* [Dataset excerpts]

— begin —

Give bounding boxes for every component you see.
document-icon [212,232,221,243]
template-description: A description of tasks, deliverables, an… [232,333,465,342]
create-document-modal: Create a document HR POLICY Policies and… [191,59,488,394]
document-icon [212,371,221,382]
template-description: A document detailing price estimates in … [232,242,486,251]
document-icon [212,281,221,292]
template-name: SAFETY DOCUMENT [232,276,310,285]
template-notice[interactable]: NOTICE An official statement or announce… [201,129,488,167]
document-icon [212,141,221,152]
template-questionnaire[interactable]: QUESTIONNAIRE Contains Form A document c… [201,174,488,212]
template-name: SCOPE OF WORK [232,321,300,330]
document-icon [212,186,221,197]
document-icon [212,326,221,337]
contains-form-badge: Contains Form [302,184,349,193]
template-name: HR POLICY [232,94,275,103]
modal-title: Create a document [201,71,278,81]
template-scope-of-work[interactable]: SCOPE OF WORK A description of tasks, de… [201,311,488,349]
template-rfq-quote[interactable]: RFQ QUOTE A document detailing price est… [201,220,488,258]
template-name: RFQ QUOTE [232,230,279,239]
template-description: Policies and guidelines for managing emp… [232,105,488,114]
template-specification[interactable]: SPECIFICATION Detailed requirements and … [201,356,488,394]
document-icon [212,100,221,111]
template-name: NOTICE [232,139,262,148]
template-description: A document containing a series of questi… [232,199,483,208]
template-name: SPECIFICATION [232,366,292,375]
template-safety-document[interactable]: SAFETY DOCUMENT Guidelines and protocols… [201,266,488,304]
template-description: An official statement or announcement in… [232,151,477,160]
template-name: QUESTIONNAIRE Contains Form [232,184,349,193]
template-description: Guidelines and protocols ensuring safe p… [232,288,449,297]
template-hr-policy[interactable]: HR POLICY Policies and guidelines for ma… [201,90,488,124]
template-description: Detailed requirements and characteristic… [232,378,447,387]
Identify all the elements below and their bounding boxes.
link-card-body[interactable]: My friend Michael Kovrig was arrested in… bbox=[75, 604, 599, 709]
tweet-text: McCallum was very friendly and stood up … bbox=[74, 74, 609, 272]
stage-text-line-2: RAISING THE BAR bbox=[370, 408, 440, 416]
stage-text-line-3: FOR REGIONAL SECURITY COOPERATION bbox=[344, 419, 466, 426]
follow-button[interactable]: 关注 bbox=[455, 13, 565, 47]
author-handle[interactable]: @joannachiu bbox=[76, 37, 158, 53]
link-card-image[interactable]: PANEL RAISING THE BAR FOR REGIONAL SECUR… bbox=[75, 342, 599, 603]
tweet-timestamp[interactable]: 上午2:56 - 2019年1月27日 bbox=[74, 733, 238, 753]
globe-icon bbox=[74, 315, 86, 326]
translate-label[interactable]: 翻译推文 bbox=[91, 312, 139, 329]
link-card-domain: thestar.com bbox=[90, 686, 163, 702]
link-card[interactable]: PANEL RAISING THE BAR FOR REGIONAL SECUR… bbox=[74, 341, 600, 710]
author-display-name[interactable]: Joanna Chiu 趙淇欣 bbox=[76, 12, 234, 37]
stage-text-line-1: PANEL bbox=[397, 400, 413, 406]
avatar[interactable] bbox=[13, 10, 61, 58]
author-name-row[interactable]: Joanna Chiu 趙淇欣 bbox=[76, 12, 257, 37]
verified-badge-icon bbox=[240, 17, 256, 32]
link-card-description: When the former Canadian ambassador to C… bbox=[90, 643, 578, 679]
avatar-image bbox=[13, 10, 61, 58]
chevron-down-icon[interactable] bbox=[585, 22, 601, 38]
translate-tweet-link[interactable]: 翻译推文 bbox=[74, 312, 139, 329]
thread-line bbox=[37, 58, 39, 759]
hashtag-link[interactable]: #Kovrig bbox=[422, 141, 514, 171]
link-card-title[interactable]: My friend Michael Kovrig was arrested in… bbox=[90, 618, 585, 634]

— end —

* [Exercise objective] Reproduce every one of the rows above verbatim, keeping each line unchanged and in its original order.

* [Answer in full]
Give bounding boxes for every component you see.
document-icon [212,232,221,243]
template-description: A description of tasks, deliverables, an… [232,333,465,342]
create-document-modal: Create a document HR POLICY Policies and… [191,59,488,394]
document-icon [212,371,221,382]
template-description: A document detailing price estimates in … [232,242,486,251]
document-icon [212,281,221,292]
template-name: SAFETY DOCUMENT [232,276,310,285]
template-notice[interactable]: NOTICE An official statement or announce… [201,129,488,167]
document-icon [212,141,221,152]
template-questionnaire[interactable]: QUESTIONNAIRE Contains Form A document c… [201,174,488,212]
template-name: SCOPE OF WORK [232,321,300,330]
document-icon [212,186,221,197]
document-icon [212,326,221,337]
contains-form-badge: Contains Form [302,184,349,193]
template-name: HR POLICY [232,94,275,103]
modal-title: Create a document [201,71,278,81]
template-scope-of-work[interactable]: SCOPE OF WORK A description of tasks, de… [201,311,488,349]
template-rfq-quote[interactable]: RFQ QUOTE A document detailing price est… [201,220,488,258]
template-name: RFQ QUOTE [232,230,279,239]
template-description: Policies and guidelines for managing emp… [232,105,488,114]
template-specification[interactable]: SPECIFICATION Detailed requirements and … [201,356,488,394]
document-icon [212,100,221,111]
template-name: NOTICE [232,139,262,148]
template-description: A document containing a series of questi… [232,199,483,208]
template-name: SPECIFICATION [232,366,292,375]
template-safety-document[interactable]: SAFETY DOCUMENT Guidelines and protocols… [201,266,488,304]
template-description: An official statement or announcement in… [232,151,477,160]
template-name: QUESTIONNAIRE Contains Form [232,184,349,193]
template-description: Guidelines and protocols ensuring safe p… [232,288,449,297]
template-hr-policy[interactable]: HR POLICY Policies and guidelines for ma… [201,90,488,124]
template-description: Detailed requirements and characteristic… [232,378,447,387]
Identify all the elements below and their bounding boxes.
link-card-body[interactable]: My friend Michael Kovrig was arrested in… bbox=[75, 604, 599, 709]
tweet-text: McCallum was very friendly and stood up … bbox=[74, 74, 609, 272]
stage-text-line-2: RAISING THE BAR bbox=[370, 408, 440, 416]
stage-text-line-3: FOR REGIONAL SECURITY COOPERATION bbox=[344, 419, 466, 426]
follow-button[interactable]: 关注 bbox=[455, 13, 565, 47]
author-handle[interactable]: @joannachiu bbox=[76, 37, 158, 53]
link-card-image[interactable]: PANEL RAISING THE BAR FOR REGIONAL SECUR… bbox=[75, 342, 599, 603]
tweet-timestamp[interactable]: 上午2:56 - 2019年1月27日 bbox=[74, 733, 238, 753]
globe-icon bbox=[74, 315, 86, 326]
translate-label[interactable]: 翻译推文 bbox=[91, 312, 139, 329]
link-card-domain: thestar.com bbox=[90, 686, 163, 702]
link-card[interactable]: PANEL RAISING THE BAR FOR REGIONAL SECUR… bbox=[74, 341, 600, 710]
author-display-name[interactable]: Joanna Chiu 趙淇欣 bbox=[76, 12, 234, 37]
stage-text-line-1: PANEL bbox=[397, 400, 413, 406]
avatar[interactable] bbox=[13, 10, 61, 58]
author-name-row[interactable]: Joanna Chiu 趙淇欣 bbox=[76, 12, 257, 37]
verified-badge-icon bbox=[240, 17, 256, 32]
link-card-description: When the former Canadian ambassador to C… bbox=[90, 643, 578, 679]
avatar-image bbox=[13, 10, 61, 58]
chevron-down-icon[interactable] bbox=[585, 22, 601, 38]
translate-tweet-link[interactable]: 翻译推文 bbox=[74, 312, 139, 329]
thread-line bbox=[37, 58, 39, 759]
hashtag-link[interactable]: #Kovrig bbox=[422, 141, 514, 171]
link-card-title[interactable]: My friend Michael Kovrig was arrested in… bbox=[90, 618, 585, 634]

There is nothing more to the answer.